[Collected data entries]
────────
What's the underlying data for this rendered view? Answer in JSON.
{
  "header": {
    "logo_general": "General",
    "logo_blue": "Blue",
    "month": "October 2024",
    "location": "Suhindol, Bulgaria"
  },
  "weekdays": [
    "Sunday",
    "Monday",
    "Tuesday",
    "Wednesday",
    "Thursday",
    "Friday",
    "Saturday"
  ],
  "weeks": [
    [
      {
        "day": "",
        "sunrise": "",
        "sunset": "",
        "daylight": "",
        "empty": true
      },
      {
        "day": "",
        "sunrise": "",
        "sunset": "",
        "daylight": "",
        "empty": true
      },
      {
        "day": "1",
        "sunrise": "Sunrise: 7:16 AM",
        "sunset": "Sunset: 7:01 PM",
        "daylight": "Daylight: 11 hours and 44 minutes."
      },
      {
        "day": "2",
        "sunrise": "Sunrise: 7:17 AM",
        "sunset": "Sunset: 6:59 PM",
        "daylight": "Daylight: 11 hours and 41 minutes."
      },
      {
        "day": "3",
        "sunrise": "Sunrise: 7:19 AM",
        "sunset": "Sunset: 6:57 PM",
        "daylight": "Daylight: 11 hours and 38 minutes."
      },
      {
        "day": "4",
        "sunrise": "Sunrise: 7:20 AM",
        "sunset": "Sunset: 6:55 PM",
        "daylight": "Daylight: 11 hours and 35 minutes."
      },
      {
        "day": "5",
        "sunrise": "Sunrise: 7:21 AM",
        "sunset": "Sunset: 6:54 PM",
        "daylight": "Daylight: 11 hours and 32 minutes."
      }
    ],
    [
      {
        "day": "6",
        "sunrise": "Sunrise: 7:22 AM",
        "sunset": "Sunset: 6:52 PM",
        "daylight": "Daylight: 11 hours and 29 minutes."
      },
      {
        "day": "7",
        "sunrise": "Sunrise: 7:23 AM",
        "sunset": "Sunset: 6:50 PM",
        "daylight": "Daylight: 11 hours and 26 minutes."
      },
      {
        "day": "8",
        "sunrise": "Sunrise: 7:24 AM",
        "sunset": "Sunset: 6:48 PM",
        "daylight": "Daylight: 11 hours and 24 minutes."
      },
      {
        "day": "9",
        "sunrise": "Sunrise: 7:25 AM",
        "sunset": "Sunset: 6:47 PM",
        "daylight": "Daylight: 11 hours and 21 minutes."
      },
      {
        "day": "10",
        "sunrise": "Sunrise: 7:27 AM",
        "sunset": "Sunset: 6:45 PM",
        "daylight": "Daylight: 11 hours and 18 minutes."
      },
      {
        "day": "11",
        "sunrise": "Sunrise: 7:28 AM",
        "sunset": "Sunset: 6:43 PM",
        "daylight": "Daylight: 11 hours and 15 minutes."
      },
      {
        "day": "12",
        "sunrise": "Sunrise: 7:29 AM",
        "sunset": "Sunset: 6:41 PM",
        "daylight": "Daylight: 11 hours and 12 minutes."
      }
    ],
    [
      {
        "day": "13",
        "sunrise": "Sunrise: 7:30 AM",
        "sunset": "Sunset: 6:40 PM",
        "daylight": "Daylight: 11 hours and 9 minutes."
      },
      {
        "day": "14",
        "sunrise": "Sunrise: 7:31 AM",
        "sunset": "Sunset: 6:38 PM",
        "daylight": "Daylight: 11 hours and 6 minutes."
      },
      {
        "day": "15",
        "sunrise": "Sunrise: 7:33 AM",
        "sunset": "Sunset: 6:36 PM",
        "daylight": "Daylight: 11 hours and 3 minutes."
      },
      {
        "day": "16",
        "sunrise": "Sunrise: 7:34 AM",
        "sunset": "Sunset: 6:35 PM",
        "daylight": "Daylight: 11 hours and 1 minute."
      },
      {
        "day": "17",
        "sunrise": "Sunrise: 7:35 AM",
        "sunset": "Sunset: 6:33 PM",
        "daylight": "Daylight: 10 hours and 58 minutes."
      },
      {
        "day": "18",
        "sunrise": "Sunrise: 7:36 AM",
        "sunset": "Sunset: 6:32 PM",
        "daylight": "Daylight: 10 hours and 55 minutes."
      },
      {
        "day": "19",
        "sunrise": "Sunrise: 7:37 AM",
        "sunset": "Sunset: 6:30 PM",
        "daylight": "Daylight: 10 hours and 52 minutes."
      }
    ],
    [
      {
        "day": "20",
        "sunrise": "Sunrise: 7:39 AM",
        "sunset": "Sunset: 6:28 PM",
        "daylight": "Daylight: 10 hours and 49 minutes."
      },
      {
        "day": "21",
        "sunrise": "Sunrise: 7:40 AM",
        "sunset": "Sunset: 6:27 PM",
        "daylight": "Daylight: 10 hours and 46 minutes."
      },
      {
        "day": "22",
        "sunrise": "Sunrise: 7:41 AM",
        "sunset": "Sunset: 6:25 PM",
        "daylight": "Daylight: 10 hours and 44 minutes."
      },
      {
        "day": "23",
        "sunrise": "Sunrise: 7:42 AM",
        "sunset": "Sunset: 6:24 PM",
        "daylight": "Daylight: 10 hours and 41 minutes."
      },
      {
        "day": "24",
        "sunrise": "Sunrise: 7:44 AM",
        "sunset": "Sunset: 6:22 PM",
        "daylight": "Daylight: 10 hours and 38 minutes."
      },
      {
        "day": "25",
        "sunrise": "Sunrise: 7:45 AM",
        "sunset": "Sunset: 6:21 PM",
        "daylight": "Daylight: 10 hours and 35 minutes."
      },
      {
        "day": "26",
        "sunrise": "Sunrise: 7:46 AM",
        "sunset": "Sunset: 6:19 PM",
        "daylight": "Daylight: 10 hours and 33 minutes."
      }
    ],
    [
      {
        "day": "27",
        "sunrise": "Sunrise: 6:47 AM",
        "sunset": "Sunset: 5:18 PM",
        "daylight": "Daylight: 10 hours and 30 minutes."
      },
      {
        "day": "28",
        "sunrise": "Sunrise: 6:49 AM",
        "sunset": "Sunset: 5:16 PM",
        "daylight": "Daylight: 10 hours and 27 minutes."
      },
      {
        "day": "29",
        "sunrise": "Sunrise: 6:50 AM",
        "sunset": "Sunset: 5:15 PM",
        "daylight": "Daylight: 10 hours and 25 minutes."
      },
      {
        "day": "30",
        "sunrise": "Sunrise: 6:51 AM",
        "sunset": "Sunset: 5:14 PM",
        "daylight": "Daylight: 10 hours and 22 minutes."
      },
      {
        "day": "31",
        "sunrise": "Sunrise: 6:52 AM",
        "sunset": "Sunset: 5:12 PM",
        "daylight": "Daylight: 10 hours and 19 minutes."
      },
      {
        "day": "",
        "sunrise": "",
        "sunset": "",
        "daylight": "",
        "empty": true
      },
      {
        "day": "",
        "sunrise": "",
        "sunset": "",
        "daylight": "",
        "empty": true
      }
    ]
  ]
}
────────
Would you copy out each line exactly as written?

#### [Task response]
What's the underlying data for this rendered view? Answer in JSON.
{
  "header": {
    "logo_general": "General",
    "logo_blue": "Blue",
    "month": "October 2024",
    "location": "Suhindol, Bulgaria"
  },
  "weekdays": [
    "Sunday",
    "Monday",
    "Tuesday",
    "Wednesday",
    "Thursday",
    "Friday",
    "Saturday"
  ],
  "weeks": [
    [
      {
        "day": "",
        "sunrise": "",
        "sunset": "",
        "daylight": "",
        "empty": true
      },
      {
        "day": "",
        "sunrise": "",
        "sunset": "",
        "daylight": "",
        "empty": true
      },
      {
        "day": "1",
        "sunrise": "Sunrise: 7:16 AM",
        "sunset": "Sunset: 7:01 PM",
        "daylight": "Daylight: 11 hours and 44 minutes."
      },
      {
        "day": "2",
        "sunrise": "Sunrise: 7:17 AM",
        "sunset": "Sunset: 6:59 PM",
        "daylight": "Daylight: 11 hours and 41 minutes."
      },
      {
        "day": "3",
        "sunrise": "Sunrise: 7:19 AM",
        "sunset": "Sunset: 6:57 PM",
        "daylight": "Daylight: 11 hours and 38 minutes."
      },
      {
        "day": "4",
        "sunrise": "Sunrise: 7:20 AM",
        "sunset": "Sunset: 6:55 PM",
        "daylight": "Daylight: 11 hours and 35 minutes."
      },
      {
        "day": "5",
        "sunrise": "Sunrise: 7:21 AM",
        "sunset": "Sunset: 6:54 PM",
        "daylight": "Daylight: 11 hours and 32 minutes."
      }
    ],
    [
      {
        "day": "6",
        "sunrise": "Sunrise: 7:22 AM",
        "sunset": "Sunset: 6:52 PM",
        "daylight": "Daylight: 11 hours and 29 minutes."
      },
      {
        "day": "7",
        "sunrise": "Sunrise: 7:23 AM",
        "sunset": "Sunset: 6:50 PM",
        "daylight": "Daylight: 11 hours and 26 minutes."
      },
      {
        "day": "8",
        "sunrise": "Sunrise: 7:24 AM",
        "sunset": "Sunset: 6:48 PM",
        "daylight": "Daylight: 11 hours and 24 minutes."
      },
      {
        "day": "9",
        "sunrise": "Sunrise: 7:25 AM",
        "sunset": "Sunset: 6:47 PM",
        "daylight": "Daylight: 11 hours and 21 minutes."
      },
      {
        "day": "10",
        "sunrise": "Sunrise: 7:27 AM",
        "sunset": "Sunset: 6:45 PM",
        "daylight": "Daylight: 11 hours and 18 minutes."
      },
      {
        "day": "11",
        "sunrise": "Sunrise: 7:28 AM",
        "sunset": "Sunset: 6:43 PM",
        "daylight": "Daylight: 11 hours and 15 minutes."
      },
      {
        "day": "12",
        "sunrise": "Sunrise: 7:29 AM",
        "sunset": "Sunset: 6:41 PM",
        "daylight": "Daylight: 11 hours and 12 minutes."
      }
    ],
    [
      {
        "day": "13",
        "sunrise": "Sunrise: 7:30 AM",
        "sunset": "Sunset: 6:40 PM",
        "daylight": "Daylight: 11 hours and 9 minutes."
      },
      {
        "day": "14",
        "sunrise": "Sunrise: 7:31 AM",
        "sunset": "Sunset: 6:38 PM",
        "daylight": "Daylight: 11 hours and 6 minutes."
      },
      {
        "day": "15",
        "sunrise": "Sunrise: 7:33 AM",
        "sunset": "Sunset: 6:36 PM",
        "daylight": "Daylight: 11 hours and 3 minutes."
      },
      {
        "day": "16",
        "sunrise": "Sunrise: 7:34 AM",
        "sunset": "Sunset: 6:35 PM",
        "daylight": "Daylight: 11 hours and 1 minute."
      },
      {
        "day": "17",
        "sunrise": "Sunrise: 7:35 AM",
        "sunset": "Sunset: 6:33 PM",
        "daylight": "Daylight: 10 hours and 58 minutes."
      },
      {
        "day": "18",
        "sunrise": "Sunrise: 7:36 AM",
        "sunset": "Sunset: 6:32 PM",
        "daylight": "Daylight: 10 hours and 55 minutes."
      },
      {
        "day": "19",
        "sunrise": "Sunrise: 7:37 AM",
        "sunset": "Sunset: 6:30 PM",
        "daylight": "Daylight: 10 hours and 52 minutes."
      }
    ],
    [
      {
        "day": "20",
        "sunrise": "Sunrise: 7:39 AM",
        "sunset": "Sunset: 6:28 PM",
        "daylight": "Daylight: 10 hours and 49 minutes."
      },
      {
        "day": "21",
        "sunrise": "Sunrise: 7:40 AM",
        "sunset": "Sunset: 6:27 PM",
        "daylight": "Daylight: 10 hours and 46 minutes."
      },
      {
        "day": "22",
        "sunrise": "Sunrise: 7:41 AM",
        "sunset": "Sunset: 6:25 PM",
        "daylight": "Daylight: 10 hours and 44 minutes."
      },
      {
        "day": "23",
        "sunrise": "Sunrise: 7:42 AM",
        "sunset": "Sunset: 6:24 PM",
        "daylight": "Daylight: 10 hours and 41 minutes."
      },
      {
        "day": "24",
        "sunrise": "Sunrise: 7:44 AM",
        "sunset": "Sunset: 6:22 PM",
        "daylight": "Daylight: 10 hours and 38 minutes."
      },
      {
        "day": "25",
        "sunrise": "Sunrise: 7:45 AM",
        "sunset": "Sunset: 6:21 PM",
        "daylight": "Daylight: 10 hours and 35 minutes."
      },
      {
        "day": "26",
        "sunrise": "Sunrise: 7:46 AM",
        "sunset": "Sunset: 6:19 PM",
        "daylight": "Daylight: 10 hours and 33 minutes."
      }
    ],
    [
      {
        "day": "27",
        "sunrise": "Sunrise: 6:47 AM",
        "sunset": "Sunset: 5:18 PM",
        "daylight": "Daylight: 10 hours and 30 minutes."
      },
      {
        "day": "28",
        "sunrise": "Sunrise: 6:49 AM",
        "sunset": "Sunset: 5:16 PM",
        "daylight": "Daylight: 10 hours and 27 minutes."
      },
      {
        "day": "29",
        "sunrise": "Sunrise: 6:50 AM",
        "sunset": "Sunset: 5:15 PM",
        "daylight": "Daylight: 10 hours and 25 minutes."
      },
      {
        "day": "30",
        "sunrise": "Sunrise: 6:51 AM",
        "sunset": "Sunset: 5:14 PM",
        "daylight": "Daylight: 10 hours and 22 minutes."
      },
      {
        "day": "31",
        "sunrise": "Sunrise: 6:52 AM",
        "sunset": "Sunset: 5:12 PM",
        "daylight": "Daylight: 10 hours and 19 minutes."
      },
      {
        "day": "",
        "sunrise": "",
        "sunset": "",
        "daylight": "",
        "empty": true
      },
      {
        "day": "",
        "sunrise": "",
        "sunset": "",
        "daylight": "",
        "empty": true
      }
    ]
  ]
}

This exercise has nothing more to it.